FRAGMENTO:
Pero quienes más han sufrido por esta situación son los estudiantes. Según el sacerdote Juan Carlos Velázquez, párroco del barrio Alfonso López, comuna 5 de la ciudad, las llamadas fronteras son, quizás, la principal causa de deserción en los colegios de dicho sector y, en general, del noroccidente de Medellín.

Él mismo ha sido testigo de cómo los jóvenes se ven obligados a tomar la decisión de abandonar el colegio para proteger sus vidas. “Hace poco estaba en el (I.E. José María Espinoza) Casd de Castilla hablando con la rectora cuando llegó un joven a cancelar la matricula. Resulta que el chico vive en el 12 de Octubre y se venía a pie para el colegio. Cuando el conflicto se recrudeció comenzó a cambiar de ruta; luego optó por venir y regresar a su casa en bus. Ahora es que ni lo dejan entrar al colegio, sólo porque es de ese barrio”, manifiesta el sacerdote.

Y continúa: “Eso es cosa de todos los días. Ese no es ni el primero, ni el único, ni será el último caso. Realmente hay una situación preocupante porque, por ejemplo, el Casd tenía más de 1.200 estudiantes el año pasado. Este año hay menos de 700 y para el año entrante quien sabe si se ajusten los 400 alumnos”.

LOS DATOS:
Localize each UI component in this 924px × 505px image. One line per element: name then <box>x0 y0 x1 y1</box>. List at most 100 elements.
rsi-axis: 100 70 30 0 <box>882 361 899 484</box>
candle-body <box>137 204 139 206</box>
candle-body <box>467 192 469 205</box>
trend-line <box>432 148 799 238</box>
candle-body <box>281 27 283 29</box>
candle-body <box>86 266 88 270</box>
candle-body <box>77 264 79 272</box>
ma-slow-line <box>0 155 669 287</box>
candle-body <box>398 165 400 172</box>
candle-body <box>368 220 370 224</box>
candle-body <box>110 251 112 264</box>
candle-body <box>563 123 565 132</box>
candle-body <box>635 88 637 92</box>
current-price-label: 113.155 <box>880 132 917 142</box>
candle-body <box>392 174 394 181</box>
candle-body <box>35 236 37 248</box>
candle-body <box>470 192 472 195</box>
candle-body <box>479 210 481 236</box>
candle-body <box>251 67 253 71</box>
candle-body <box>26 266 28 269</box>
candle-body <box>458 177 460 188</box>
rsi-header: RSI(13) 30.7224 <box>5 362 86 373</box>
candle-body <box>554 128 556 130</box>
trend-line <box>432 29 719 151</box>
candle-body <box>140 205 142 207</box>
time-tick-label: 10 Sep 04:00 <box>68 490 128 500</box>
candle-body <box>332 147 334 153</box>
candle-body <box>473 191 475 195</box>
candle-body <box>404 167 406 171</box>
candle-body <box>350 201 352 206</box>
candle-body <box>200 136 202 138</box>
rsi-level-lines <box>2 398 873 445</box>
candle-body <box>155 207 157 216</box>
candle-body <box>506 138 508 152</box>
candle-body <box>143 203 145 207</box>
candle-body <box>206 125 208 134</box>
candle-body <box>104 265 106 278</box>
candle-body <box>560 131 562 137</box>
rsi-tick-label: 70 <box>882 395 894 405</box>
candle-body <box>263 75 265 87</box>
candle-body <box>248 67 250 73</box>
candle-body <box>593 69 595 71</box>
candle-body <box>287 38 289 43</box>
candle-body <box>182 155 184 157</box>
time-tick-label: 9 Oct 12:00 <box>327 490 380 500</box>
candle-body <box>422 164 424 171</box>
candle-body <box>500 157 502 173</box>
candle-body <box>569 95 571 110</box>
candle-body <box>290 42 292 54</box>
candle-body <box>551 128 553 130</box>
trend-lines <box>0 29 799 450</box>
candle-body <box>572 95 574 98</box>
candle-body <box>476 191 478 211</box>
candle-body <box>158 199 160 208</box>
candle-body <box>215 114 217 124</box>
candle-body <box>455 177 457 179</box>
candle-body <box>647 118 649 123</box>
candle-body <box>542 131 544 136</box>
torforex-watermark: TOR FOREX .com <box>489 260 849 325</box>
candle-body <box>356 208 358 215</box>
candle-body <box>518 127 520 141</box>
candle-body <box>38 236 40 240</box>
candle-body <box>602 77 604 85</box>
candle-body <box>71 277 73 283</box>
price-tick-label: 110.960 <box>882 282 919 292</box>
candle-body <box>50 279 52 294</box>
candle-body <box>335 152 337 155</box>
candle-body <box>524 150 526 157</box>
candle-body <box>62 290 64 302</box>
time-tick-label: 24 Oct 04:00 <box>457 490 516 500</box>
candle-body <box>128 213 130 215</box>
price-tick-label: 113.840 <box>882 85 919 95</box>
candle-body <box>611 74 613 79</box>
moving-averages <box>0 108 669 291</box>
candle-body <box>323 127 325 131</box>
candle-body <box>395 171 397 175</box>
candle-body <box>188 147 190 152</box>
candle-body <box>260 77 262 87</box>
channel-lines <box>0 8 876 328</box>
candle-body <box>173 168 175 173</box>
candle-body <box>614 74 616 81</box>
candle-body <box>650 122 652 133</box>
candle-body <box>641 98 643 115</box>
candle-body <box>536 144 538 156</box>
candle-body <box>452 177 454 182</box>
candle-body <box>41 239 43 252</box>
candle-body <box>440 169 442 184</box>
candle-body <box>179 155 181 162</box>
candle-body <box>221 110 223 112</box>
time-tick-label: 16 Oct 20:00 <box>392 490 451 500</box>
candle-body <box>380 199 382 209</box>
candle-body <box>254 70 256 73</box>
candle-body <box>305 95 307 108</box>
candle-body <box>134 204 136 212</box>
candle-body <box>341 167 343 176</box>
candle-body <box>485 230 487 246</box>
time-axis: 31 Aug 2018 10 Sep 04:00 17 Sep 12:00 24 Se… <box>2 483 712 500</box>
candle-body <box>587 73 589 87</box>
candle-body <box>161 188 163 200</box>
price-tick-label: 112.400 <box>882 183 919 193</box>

OBJETIVO DEL EJERCICIO: Transcribe del fragmento todo el pasaje que va desde "Él mismo ha" hasta "manifiesta el sacerdote.". Las entradas provienen de una fuente distinta a la del fragmento.

ESPACIO DE RESPUESTA:
Él mismo ha sido testigo de cómo los jóvenes se ven obligados a tomar la decisión de abandonar el colegio para proteger sus vidas. “Hace poco estaba en el (I.E. José María Espinoza) Casd de Castilla hablando con la rectora cuando llegó un joven a cancelar la matricula. Resulta que el chico vive en el 12 de Octubre y se venía a pie para el colegio. Cuando el conflicto se recrudeció comenzó a cambiar de ruta; luego optó por venir y regresar a su casa en bus. Ahora es que ni lo dejan entrar al colegio, sólo porque es de ese barrio”, manifiesta el sacerdote.